(Do this): Copy out the lines of the material starting at the line that contains "comparison-card: Jonathan vs" and ending at the line that contains "stat-row: 0Hattricks <box>0 205 620 237</box>", including both, character for character and with nothing else.

— Begin —

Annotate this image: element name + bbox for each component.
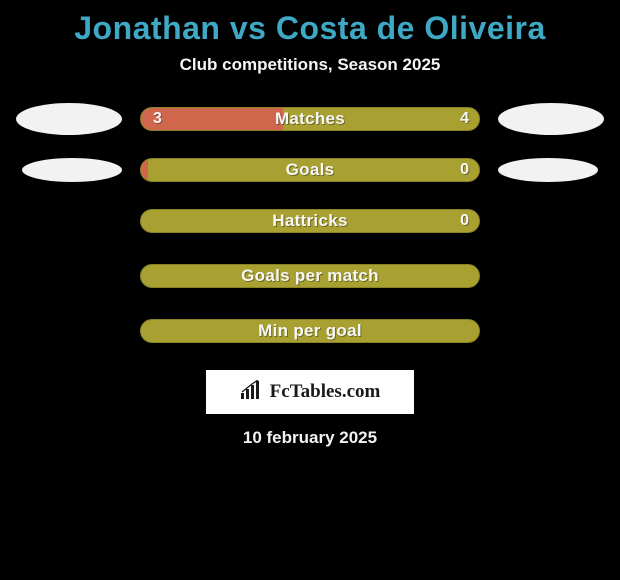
comparison-card: Jonathan vs Costa de Oliveira Club compe… <box>0 0 620 448</box>
logo: FcTables.com <box>240 380 381 405</box>
stat-bar: Goals per match <box>140 264 480 288</box>
stat-rows: 34Matches 0Goals 0Hattricks Goals per match… <box>0 103 620 347</box>
avatar-right <box>498 158 598 182</box>
logo-box: FcTables.com <box>206 370 414 414</box>
subtitle: Club competitions, Season 2025 <box>0 55 620 103</box>
stat-bar: Min per goal <box>140 319 480 343</box>
stat-label: Min per goal <box>141 320 479 342</box>
stat-row: 0Goals <box>0 158 620 182</box>
logo-text: FcTables.com <box>270 381 381 403</box>
stat-label: Goals <box>141 159 479 181</box>
stat-bar: 0Hattricks <box>140 209 480 233</box>
stat-label: Hattricks <box>141 210 479 232</box>
stat-row: 34Matches <box>0 103 620 135</box>
avatar-right <box>498 103 604 135</box>
stat-bar: 34Matches <box>140 107 480 131</box>
stat-bar: 0Goals <box>140 158 480 182</box>
date-label: 10 february 2025 <box>0 428 620 448</box>
stat-row: 0Hattricks <box>0 205 620 237</box>
stat-row: Min per goal <box>0 315 620 347</box>
stat-row: Goals per match <box>0 260 620 292</box>
bars-icon <box>240 380 266 405</box>
avatar-left <box>16 103 122 135</box>
page-title: Jonathan vs Costa de Oliveira <box>0 6 620 55</box>
stat-label: Goals per match <box>141 265 479 287</box>
stat-label: Matches <box>141 108 479 130</box>
avatar-left <box>22 158 122 182</box>
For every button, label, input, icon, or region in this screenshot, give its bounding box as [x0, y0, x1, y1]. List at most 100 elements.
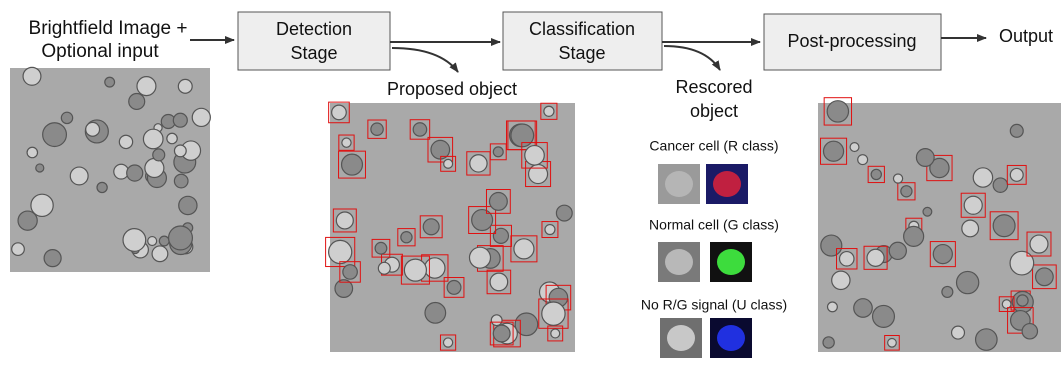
cell	[145, 158, 164, 177]
cell	[514, 239, 534, 259]
cell	[821, 235, 842, 256]
cell	[43, 123, 67, 147]
cell	[469, 247, 490, 268]
cell	[444, 159, 453, 168]
cell	[525, 146, 545, 166]
cell	[854, 299, 873, 318]
cell	[423, 219, 439, 235]
cell	[404, 259, 426, 281]
stage-label: Stage	[558, 43, 605, 63]
cell	[556, 205, 572, 221]
stage-label: Post-processing	[787, 31, 916, 51]
class-label: Normal cell (G class)	[649, 217, 779, 233]
caption: Rescored	[675, 77, 752, 97]
cell	[192, 108, 210, 126]
cell	[425, 258, 445, 278]
cell	[871, 169, 881, 179]
cell	[832, 271, 850, 289]
cell	[127, 165, 143, 181]
cell	[159, 236, 169, 246]
cell	[36, 164, 44, 172]
cell	[1022, 324, 1037, 339]
stage-label: Classification	[529, 19, 635, 39]
cell	[511, 124, 534, 147]
input-label: Brightfield Image +	[29, 18, 188, 39]
cell	[143, 129, 163, 149]
thumbnail-cell	[665, 171, 693, 197]
cell	[44, 250, 61, 267]
input-label: Optional input	[41, 41, 159, 62]
cell	[472, 210, 493, 231]
cell	[413, 123, 426, 136]
cell	[962, 220, 979, 237]
class-label: Cancer cell (R class)	[649, 138, 778, 154]
cell	[850, 143, 859, 152]
cell	[1010, 251, 1034, 275]
cell	[148, 237, 157, 246]
cell	[545, 225, 555, 235]
cell	[336, 212, 353, 229]
cell	[447, 281, 461, 295]
cell	[952, 326, 965, 339]
cell	[443, 338, 452, 347]
cell	[529, 165, 548, 184]
cell	[1036, 268, 1054, 286]
cell	[342, 138, 351, 147]
cell	[27, 147, 37, 157]
cell	[827, 101, 848, 122]
cell	[828, 302, 838, 312]
cell	[86, 122, 100, 136]
cell	[329, 240, 352, 263]
cell	[976, 329, 998, 351]
cell	[933, 245, 952, 264]
cell	[888, 338, 897, 347]
cell	[973, 168, 992, 187]
thumbnail-cell	[713, 171, 741, 197]
cell	[901, 186, 912, 197]
cell	[371, 123, 383, 135]
cell	[489, 193, 507, 211]
cell	[993, 178, 1007, 192]
cell	[401, 232, 412, 243]
cell	[179, 196, 197, 214]
cell	[823, 337, 834, 348]
cell	[515, 313, 538, 336]
cell	[375, 242, 387, 254]
cell	[1017, 295, 1028, 306]
cell	[858, 155, 868, 165]
stage-label: Stage	[290, 43, 337, 63]
cell	[957, 271, 979, 293]
cell	[61, 112, 72, 123]
cell	[993, 215, 1015, 237]
thumbnail-cell	[717, 325, 745, 351]
cell	[169, 226, 193, 250]
cell	[97, 182, 107, 192]
cell	[916, 149, 934, 167]
cell	[904, 226, 924, 246]
stage-label: Detection	[276, 19, 352, 39]
caption: Proposed object	[387, 79, 517, 99]
cell	[174, 174, 188, 188]
diagram: Brightfield Image + Optional input Detec…	[0, 0, 1061, 360]
cell	[378, 262, 390, 274]
cell	[1010, 168, 1023, 181]
cell	[544, 106, 554, 116]
cell	[964, 196, 982, 214]
cell	[493, 325, 510, 342]
cell	[542, 302, 565, 325]
cell	[12, 243, 25, 256]
cell	[342, 154, 363, 175]
cell	[153, 149, 165, 161]
thumbnail-cell	[665, 249, 693, 275]
cell	[152, 246, 168, 262]
cell	[31, 194, 53, 216]
cell	[123, 229, 146, 252]
cell	[23, 67, 41, 85]
images	[10, 67, 1061, 358]
cell	[551, 329, 560, 338]
cell	[425, 303, 446, 324]
cell	[490, 273, 508, 291]
cell	[343, 265, 358, 280]
cell	[137, 77, 156, 96]
thumbnail-cell	[717, 249, 745, 275]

— End —

(Output):
comparison-card: Jonathan vs Costa de Oliveira Club compe… <box>0 0 620 448</box>
logo: FcTables.com <box>240 380 381 405</box>
stat-bar: Goals per match <box>140 264 480 288</box>
stat-rows: 34Matches 0Goals 0Hattricks Goals per match… <box>0 103 620 347</box>
avatar-right <box>498 158 598 182</box>
logo-box: FcTables.com <box>206 370 414 414</box>
subtitle: Club competitions, Season 2025 <box>0 55 620 103</box>
stat-bar: Min per goal <box>140 319 480 343</box>
stat-label: Min per goal <box>141 320 479 342</box>
stat-row: 0Goals <box>0 158 620 182</box>
logo-text: FcTables.com <box>270 381 381 403</box>
stat-label: Goals <box>141 159 479 181</box>
stat-bar: 0Hattricks <box>140 209 480 233</box>
stat-label: Hattricks <box>141 210 479 232</box>
stat-row: 34Matches <box>0 103 620 135</box>
avatar-right <box>498 103 604 135</box>
stat-bar: 34Matches <box>140 107 480 131</box>
stat-bar: 0Goals <box>140 158 480 182</box>
date-label: 10 february 2025 <box>0 428 620 448</box>
stat-row: 0Hattricks <box>0 205 620 237</box>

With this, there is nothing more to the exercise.